### Exercise task
Write the data below out exactly as it stands. Do not include the pictures.

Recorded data
-- BEGIN --

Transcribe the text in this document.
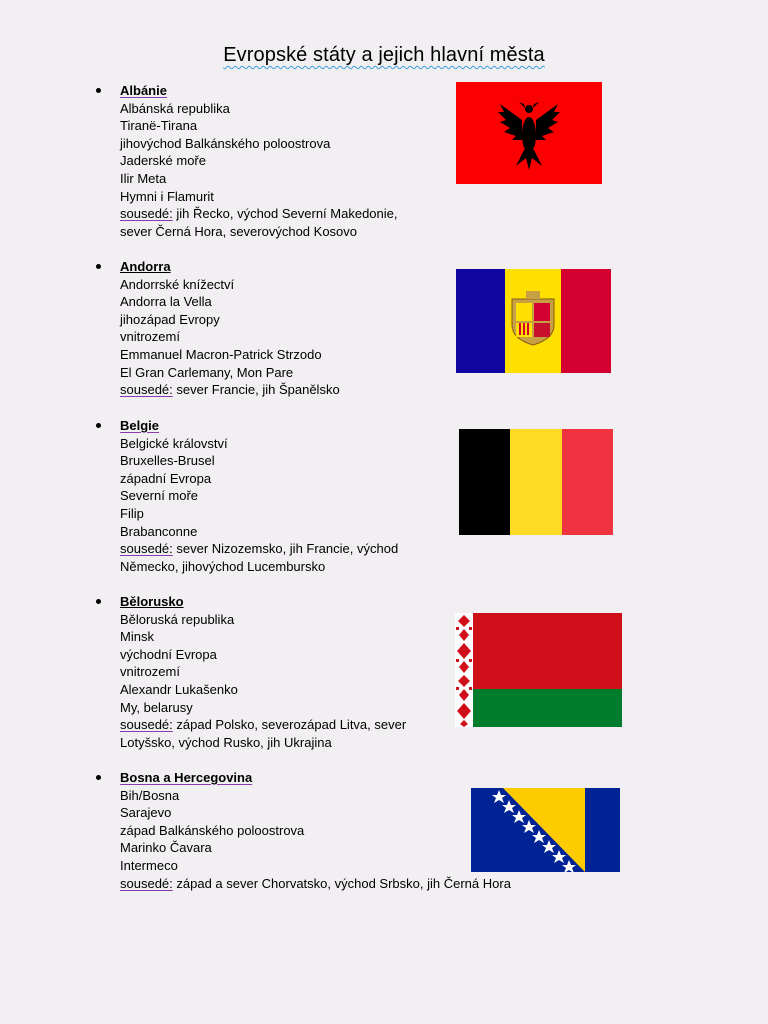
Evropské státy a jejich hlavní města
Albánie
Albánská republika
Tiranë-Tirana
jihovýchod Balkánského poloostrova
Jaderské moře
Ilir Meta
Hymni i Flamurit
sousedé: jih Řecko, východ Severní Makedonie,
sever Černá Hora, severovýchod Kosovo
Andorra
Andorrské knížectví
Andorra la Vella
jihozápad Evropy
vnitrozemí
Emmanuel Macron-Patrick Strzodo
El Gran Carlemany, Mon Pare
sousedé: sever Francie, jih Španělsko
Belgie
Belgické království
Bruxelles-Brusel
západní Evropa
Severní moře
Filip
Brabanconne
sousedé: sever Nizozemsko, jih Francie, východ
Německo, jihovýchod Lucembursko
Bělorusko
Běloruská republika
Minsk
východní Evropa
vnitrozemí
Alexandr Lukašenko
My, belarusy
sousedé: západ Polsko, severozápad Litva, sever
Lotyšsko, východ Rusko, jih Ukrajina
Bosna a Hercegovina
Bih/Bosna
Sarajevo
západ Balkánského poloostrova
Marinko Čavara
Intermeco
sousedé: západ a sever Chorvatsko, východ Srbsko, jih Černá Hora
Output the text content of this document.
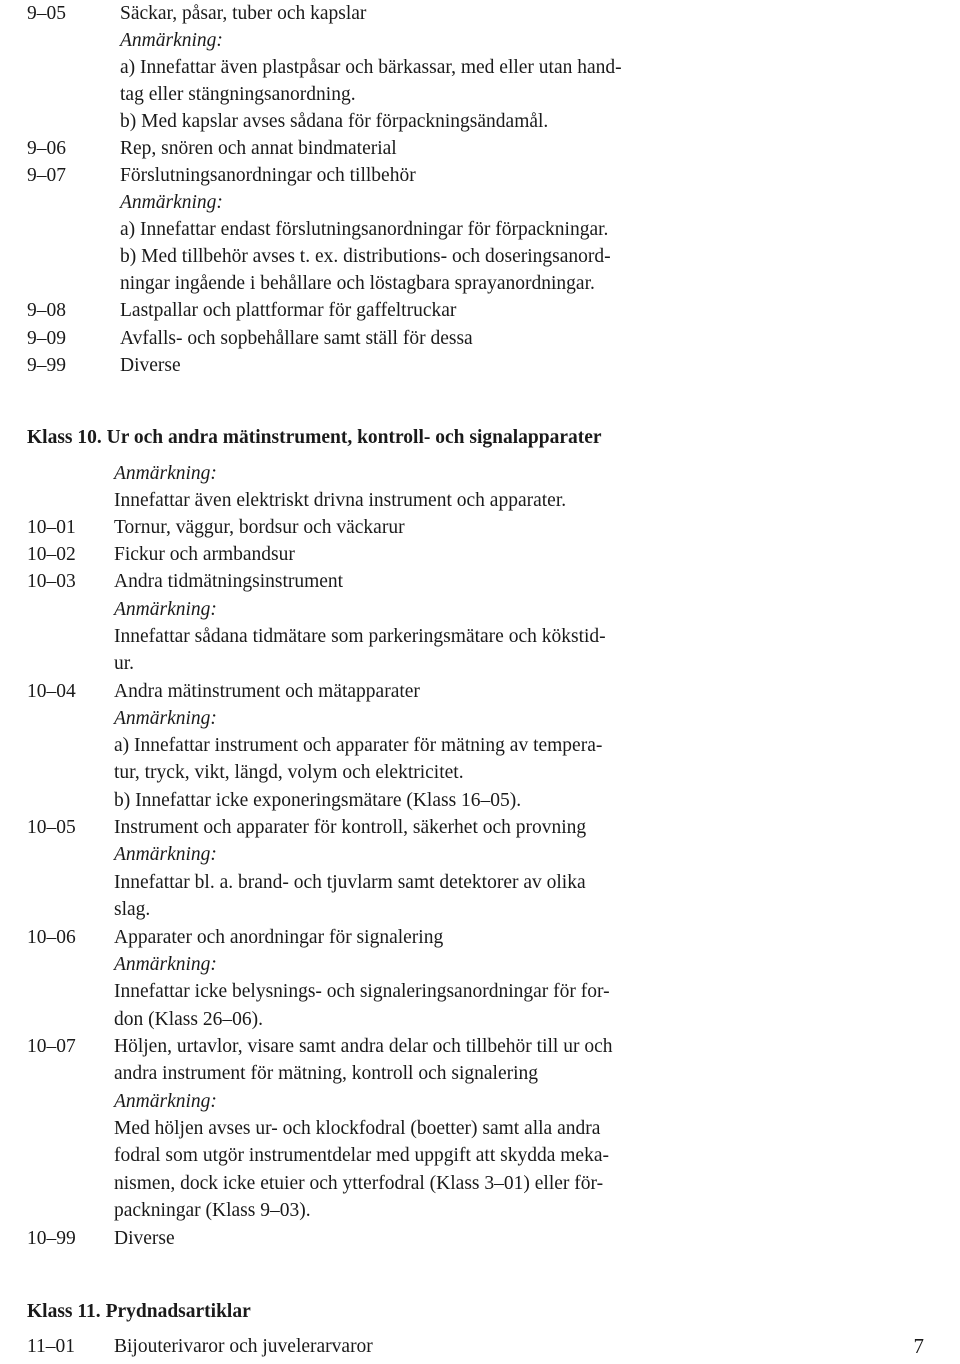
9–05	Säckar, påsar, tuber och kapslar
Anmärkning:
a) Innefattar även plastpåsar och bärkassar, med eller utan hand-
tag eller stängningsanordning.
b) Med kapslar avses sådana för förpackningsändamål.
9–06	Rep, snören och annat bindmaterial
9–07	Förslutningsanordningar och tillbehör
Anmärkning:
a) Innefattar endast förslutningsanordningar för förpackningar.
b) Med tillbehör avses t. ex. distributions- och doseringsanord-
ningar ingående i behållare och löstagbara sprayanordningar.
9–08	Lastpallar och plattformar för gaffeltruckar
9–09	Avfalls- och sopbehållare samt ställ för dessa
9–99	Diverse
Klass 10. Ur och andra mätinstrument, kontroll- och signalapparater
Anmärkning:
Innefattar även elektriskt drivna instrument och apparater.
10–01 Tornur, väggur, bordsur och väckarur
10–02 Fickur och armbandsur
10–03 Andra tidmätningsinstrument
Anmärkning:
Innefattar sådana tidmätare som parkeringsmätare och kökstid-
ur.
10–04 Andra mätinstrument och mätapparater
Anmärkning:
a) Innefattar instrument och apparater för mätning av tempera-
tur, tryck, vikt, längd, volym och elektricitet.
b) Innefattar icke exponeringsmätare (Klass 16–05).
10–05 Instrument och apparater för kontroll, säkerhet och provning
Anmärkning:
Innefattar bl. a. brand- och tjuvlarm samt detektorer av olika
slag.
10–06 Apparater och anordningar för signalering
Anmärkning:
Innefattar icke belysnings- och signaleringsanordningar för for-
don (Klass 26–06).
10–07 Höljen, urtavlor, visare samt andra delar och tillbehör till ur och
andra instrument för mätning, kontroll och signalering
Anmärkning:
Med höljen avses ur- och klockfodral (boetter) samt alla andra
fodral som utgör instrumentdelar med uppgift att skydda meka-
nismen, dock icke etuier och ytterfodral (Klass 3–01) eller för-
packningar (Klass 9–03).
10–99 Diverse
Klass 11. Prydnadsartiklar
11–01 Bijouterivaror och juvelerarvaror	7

-- END --

### Result of the task
Transcribe the text in this document.
Evropské státy a jejich hlavní města
Albánie
Albánská republika
Tiranë-Tirana
jihovýchod Balkánského poloostrova
Jaderské moře
Ilir Meta
Hymni i Flamurit
sousedé: jih Řecko, východ Severní Makedonie,
sever Černá Hora, severovýchod Kosovo
Andorra
Andorrské knížectví
Andorra la Vella
jihozápad Evropy
vnitrozemí
Emmanuel Macron-Patrick Strzodo
El Gran Carlemany, Mon Pare
sousedé: sever Francie, jih Španělsko
Belgie
Belgické království
Bruxelles-Brusel
západní Evropa
Severní moře
Filip
Brabanconne
sousedé: sever Nizozemsko, jih Francie, východ
Německo, jihovýchod Lucembursko
Bělorusko
Běloruská republika
Minsk
východní Evropa
vnitrozemí
Alexandr Lukašenko
My, belarusy
sousedé: západ Polsko, severozápad Litva, sever
Lotyšsko, východ Rusko, jih Ukrajina
Bosna a Hercegovina
Bih/Bosna
Sarajevo
západ Balkánského poloostrova
Marinko Čavara
Intermeco
sousedé: západ a sever Chorvatsko, východ Srbsko, jih Černá Hora
Output the text content of this document.
9–05	Säckar, påsar, tuber och kapslar
Anmärkning:
a) Innefattar även plastpåsar och bärkassar, med eller utan hand-
tag eller stängningsanordning.
b) Med kapslar avses sådana för förpackningsändamål.
9–06	Rep, snören och annat bindmaterial
9–07	Förslutningsanordningar och tillbehör
Anmärkning:
a) Innefattar endast förslutningsanordningar för förpackningar.
b) Med tillbehör avses t. ex. distributions- och doseringsanord-
ningar ingående i behållare och löstagbara sprayanordningar.
9–08	Lastpallar och plattformar för gaffeltruckar
9–09	Avfalls- och sopbehållare samt ställ för dessa
9–99	Diverse
Klass 10. Ur och andra mätinstrument, kontroll- och signalapparater
Anmärkning:
Innefattar även elektriskt drivna instrument och apparater.
10–01 Tornur, väggur, bordsur och väckarur
10–02 Fickur och armbandsur
10–03 Andra tidmätningsinstrument
Anmärkning:
Innefattar sådana tidmätare som parkeringsmätare och kökstid-
ur.
10–04 Andra mätinstrument och mätapparater
Anmärkning:
a) Innefattar instrument och apparater för mätning av tempera-
tur, tryck, vikt, längd, volym och elektricitet.
b) Innefattar icke exponeringsmätare (Klass 16–05).
10–05 Instrument och apparater för kontroll, säkerhet och provning
Anmärkning:
Innefattar bl. a. brand- och tjuvlarm samt detektorer av olika
slag.
10–06 Apparater och anordningar för signalering
Anmärkning:
Innefattar icke belysnings- och signaleringsanordningar för for-
don (Klass 26–06).
10–07 Höljen, urtavlor, visare samt andra delar och tillbehör till ur och
andra instrument för mätning, kontroll och signalering
Anmärkning:
Med höljen avses ur- och klockfodral (boetter) samt alla andra
fodral som utgör instrumentdelar med uppgift att skydda meka-
nismen, dock icke etuier och ytterfodral (Klass 3–01) eller för-
packningar (Klass 9–03).
10–99 Diverse
Klass 11. Prydnadsartiklar
11–01 Bijouterivaror och juvelerarvaror	7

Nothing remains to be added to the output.